## Material for this exercise

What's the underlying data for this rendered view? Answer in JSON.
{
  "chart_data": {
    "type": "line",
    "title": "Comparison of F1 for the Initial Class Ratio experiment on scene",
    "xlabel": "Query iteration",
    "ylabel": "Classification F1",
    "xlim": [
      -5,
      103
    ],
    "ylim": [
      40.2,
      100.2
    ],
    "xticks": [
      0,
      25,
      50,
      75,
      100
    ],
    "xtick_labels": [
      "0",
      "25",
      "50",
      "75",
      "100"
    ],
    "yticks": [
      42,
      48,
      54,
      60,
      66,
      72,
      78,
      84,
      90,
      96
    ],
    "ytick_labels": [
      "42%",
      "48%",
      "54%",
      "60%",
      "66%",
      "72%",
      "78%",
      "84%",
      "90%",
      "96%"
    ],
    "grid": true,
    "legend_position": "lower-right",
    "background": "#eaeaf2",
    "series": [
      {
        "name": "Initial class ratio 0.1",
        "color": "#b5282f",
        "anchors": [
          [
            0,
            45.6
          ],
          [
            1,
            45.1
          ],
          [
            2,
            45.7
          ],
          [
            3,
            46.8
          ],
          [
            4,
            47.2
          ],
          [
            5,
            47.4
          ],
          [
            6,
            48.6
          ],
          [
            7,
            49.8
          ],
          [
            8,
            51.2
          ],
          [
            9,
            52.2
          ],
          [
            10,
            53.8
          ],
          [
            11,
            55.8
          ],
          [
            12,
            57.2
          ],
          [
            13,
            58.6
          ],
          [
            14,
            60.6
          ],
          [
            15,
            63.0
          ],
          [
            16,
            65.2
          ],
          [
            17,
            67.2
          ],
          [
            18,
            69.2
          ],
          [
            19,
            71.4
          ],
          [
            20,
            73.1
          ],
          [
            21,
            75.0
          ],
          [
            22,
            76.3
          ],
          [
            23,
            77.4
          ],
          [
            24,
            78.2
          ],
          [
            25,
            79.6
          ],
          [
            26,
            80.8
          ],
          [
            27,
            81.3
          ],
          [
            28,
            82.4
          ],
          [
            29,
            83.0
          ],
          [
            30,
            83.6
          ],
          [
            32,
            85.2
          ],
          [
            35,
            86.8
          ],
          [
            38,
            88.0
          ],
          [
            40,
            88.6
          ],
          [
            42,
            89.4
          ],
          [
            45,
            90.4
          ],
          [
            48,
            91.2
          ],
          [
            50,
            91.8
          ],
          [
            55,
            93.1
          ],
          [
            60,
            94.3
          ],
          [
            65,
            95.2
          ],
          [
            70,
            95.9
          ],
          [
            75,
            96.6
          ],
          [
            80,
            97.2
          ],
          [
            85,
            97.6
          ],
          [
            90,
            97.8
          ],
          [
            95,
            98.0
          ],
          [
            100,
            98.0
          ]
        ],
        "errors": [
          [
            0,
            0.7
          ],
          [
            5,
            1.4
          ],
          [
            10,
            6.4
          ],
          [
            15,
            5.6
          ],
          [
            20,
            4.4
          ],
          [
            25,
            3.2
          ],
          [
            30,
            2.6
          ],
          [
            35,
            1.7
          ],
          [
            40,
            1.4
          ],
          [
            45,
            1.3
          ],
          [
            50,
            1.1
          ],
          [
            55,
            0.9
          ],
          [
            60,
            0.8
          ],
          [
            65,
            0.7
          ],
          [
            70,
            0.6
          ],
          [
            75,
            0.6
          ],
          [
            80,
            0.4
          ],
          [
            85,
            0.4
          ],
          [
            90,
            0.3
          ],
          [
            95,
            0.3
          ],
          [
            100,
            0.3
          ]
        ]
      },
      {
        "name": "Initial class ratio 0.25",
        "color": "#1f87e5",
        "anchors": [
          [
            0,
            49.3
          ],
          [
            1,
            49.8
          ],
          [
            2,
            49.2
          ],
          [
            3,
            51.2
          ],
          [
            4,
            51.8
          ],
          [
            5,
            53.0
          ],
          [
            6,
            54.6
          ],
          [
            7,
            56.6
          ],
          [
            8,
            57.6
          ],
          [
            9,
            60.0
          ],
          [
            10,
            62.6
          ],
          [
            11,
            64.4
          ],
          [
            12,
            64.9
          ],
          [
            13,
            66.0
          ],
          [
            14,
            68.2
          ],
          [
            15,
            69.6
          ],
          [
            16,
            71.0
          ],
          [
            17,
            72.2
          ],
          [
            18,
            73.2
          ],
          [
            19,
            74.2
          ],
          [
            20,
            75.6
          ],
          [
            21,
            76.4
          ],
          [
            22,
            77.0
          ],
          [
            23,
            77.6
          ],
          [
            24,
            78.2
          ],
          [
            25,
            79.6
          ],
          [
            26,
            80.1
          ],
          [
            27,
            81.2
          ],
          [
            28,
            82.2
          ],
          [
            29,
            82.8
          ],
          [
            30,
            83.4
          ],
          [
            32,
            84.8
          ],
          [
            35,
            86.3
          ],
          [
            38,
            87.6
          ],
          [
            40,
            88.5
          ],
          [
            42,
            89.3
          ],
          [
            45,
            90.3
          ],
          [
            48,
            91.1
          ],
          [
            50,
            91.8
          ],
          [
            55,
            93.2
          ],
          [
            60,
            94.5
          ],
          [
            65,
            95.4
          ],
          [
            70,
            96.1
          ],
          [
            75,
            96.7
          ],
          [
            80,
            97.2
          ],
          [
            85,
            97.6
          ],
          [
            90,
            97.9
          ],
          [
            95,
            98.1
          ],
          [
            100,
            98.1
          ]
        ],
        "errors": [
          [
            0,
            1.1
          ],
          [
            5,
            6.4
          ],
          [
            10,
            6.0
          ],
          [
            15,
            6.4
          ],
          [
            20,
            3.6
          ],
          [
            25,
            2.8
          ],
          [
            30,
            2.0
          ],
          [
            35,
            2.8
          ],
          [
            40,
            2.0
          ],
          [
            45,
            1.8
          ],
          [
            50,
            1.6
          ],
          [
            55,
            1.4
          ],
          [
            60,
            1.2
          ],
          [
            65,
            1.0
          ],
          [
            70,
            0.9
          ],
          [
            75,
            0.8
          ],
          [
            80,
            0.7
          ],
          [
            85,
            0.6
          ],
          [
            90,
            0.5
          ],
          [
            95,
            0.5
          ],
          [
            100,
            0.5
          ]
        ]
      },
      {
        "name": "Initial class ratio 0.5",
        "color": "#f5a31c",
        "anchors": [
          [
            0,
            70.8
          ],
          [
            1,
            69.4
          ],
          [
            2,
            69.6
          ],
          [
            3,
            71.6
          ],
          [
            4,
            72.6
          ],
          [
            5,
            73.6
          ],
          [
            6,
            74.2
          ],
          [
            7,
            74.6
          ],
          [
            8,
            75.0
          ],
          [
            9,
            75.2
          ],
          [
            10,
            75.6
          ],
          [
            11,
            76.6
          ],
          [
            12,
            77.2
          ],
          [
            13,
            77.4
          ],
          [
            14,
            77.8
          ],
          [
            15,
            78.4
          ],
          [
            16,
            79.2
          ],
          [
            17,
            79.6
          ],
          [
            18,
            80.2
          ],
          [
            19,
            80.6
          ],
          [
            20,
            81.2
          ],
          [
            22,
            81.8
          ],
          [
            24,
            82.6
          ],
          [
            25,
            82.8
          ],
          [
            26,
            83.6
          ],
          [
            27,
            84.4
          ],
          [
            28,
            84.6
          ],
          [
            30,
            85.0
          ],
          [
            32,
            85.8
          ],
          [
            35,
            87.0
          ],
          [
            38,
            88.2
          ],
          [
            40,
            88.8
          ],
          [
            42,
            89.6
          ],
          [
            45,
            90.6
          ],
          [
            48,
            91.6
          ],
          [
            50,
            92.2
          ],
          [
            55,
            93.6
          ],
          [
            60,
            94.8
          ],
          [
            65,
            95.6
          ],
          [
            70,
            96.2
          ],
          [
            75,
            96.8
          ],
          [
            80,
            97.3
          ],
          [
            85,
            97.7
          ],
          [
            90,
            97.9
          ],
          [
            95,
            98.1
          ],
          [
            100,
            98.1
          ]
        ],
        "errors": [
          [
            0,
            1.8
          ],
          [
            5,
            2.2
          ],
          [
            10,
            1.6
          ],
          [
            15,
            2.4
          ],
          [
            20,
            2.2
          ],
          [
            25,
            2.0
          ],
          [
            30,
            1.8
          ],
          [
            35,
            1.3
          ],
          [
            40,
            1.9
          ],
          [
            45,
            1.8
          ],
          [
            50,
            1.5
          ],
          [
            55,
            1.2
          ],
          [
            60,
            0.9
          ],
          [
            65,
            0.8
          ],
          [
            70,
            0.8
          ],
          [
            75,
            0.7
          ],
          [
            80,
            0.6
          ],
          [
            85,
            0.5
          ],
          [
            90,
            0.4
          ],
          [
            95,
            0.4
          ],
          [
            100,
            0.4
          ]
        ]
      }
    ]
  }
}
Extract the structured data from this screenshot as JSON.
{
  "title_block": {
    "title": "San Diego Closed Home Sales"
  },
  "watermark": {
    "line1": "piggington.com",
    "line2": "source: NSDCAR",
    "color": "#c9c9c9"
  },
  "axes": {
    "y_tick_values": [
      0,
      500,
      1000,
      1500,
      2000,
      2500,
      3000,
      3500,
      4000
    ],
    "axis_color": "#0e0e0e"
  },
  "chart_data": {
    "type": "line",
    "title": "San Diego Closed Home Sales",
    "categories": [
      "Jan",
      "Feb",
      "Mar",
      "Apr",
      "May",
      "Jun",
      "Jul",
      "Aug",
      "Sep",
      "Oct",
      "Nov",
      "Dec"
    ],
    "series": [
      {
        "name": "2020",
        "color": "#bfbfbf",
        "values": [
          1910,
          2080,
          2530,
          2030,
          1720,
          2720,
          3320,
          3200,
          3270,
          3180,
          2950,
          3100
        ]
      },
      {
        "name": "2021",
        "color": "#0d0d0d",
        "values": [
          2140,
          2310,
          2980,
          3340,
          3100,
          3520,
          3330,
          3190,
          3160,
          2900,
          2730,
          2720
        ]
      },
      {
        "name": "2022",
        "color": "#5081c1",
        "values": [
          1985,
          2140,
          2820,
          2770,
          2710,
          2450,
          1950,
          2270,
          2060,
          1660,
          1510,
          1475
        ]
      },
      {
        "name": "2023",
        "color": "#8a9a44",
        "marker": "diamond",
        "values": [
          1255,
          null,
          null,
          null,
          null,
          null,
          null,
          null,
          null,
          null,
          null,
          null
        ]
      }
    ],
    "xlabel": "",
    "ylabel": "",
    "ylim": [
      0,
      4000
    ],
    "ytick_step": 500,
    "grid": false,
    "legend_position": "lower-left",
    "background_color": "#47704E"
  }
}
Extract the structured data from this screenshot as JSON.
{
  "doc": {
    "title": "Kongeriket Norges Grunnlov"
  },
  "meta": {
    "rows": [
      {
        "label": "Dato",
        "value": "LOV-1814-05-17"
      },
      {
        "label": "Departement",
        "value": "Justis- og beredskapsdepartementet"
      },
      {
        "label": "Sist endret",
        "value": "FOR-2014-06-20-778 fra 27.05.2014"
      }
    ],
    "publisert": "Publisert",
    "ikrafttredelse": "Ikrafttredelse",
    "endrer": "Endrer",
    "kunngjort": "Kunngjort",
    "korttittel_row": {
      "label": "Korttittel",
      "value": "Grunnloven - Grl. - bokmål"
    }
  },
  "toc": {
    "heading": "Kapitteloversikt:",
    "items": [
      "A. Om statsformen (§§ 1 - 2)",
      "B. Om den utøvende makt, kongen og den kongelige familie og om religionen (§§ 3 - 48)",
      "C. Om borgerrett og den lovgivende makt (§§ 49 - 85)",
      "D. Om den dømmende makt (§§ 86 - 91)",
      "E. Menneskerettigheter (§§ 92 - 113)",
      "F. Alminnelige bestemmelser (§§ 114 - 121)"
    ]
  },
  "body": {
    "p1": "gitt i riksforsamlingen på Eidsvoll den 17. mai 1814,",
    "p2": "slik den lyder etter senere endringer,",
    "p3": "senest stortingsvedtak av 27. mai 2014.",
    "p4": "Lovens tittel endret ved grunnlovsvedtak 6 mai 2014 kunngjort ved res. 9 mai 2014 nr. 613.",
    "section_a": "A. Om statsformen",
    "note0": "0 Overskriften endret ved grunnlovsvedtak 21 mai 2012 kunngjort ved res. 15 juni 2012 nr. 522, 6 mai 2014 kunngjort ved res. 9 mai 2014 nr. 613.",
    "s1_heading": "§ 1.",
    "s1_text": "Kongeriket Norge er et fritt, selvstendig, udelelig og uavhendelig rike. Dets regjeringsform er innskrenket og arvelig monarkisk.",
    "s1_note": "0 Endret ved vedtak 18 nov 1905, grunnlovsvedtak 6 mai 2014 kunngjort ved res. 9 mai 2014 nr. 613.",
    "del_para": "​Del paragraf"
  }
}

## What is being asked
Identify how many lines in the entries above contain the word "grunnlovsvedtak" and provide only that figure.

## Solution for this task
3